### Aim
Gather all lines from the material that contain the word "into".

(Extracted records)
—————

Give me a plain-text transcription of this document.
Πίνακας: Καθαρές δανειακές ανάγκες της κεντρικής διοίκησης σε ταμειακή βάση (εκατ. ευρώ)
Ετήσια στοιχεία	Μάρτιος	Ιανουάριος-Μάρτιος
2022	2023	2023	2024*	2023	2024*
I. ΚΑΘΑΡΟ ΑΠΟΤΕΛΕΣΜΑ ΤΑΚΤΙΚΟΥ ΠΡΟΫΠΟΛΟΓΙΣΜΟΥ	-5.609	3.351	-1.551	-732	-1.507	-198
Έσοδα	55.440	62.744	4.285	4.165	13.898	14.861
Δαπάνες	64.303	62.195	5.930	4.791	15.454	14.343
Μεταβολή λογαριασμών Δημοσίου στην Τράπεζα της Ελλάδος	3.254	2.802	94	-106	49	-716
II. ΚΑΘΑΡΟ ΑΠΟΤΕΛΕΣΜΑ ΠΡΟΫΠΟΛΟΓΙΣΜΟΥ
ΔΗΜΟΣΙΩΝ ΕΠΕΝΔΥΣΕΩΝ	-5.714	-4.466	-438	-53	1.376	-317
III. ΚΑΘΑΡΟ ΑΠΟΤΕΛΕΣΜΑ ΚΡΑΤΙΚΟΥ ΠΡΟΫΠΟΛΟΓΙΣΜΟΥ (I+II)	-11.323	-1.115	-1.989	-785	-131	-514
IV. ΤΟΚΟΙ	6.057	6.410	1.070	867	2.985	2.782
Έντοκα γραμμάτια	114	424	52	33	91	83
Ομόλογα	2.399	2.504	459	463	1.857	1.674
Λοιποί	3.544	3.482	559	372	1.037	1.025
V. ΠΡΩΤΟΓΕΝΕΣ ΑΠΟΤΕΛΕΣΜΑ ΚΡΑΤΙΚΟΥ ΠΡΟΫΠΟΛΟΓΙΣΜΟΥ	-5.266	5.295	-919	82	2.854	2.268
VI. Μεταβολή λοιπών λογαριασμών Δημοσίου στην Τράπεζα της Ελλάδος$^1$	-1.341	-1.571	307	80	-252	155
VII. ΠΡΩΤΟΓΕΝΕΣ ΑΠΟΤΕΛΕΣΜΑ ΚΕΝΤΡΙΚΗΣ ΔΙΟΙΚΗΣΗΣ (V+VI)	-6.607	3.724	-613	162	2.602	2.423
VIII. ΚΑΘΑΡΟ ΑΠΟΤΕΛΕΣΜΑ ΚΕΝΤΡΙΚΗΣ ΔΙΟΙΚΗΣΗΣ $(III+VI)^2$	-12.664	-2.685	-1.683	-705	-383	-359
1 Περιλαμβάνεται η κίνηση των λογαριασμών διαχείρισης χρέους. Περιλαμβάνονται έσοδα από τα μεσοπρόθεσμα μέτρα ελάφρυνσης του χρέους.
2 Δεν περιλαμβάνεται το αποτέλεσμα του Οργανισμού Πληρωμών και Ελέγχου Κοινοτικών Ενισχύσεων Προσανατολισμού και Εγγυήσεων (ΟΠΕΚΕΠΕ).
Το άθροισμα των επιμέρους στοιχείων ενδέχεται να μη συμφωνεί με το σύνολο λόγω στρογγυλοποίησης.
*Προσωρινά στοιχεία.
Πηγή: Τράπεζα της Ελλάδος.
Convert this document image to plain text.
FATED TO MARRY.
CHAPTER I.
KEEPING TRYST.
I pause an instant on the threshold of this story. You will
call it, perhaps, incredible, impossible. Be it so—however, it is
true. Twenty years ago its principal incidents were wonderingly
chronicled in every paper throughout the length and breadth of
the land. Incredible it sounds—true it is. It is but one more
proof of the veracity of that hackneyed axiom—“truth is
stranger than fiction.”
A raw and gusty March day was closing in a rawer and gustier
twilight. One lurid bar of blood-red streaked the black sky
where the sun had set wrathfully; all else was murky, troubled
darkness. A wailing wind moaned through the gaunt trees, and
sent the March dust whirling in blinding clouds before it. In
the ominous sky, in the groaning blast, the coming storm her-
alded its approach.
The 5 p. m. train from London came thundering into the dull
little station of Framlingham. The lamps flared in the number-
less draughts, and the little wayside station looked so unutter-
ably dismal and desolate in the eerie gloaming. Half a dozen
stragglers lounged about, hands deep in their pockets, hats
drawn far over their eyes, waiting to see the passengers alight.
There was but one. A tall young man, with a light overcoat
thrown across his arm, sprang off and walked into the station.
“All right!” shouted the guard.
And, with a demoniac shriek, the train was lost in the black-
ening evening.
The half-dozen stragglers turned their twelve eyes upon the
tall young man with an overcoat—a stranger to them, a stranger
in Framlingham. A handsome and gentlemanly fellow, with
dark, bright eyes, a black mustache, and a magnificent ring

—————

### Response to the task
The 5 p. m. train from London came thundering into the dull
thrown across his arm, sprang off and walked into the station.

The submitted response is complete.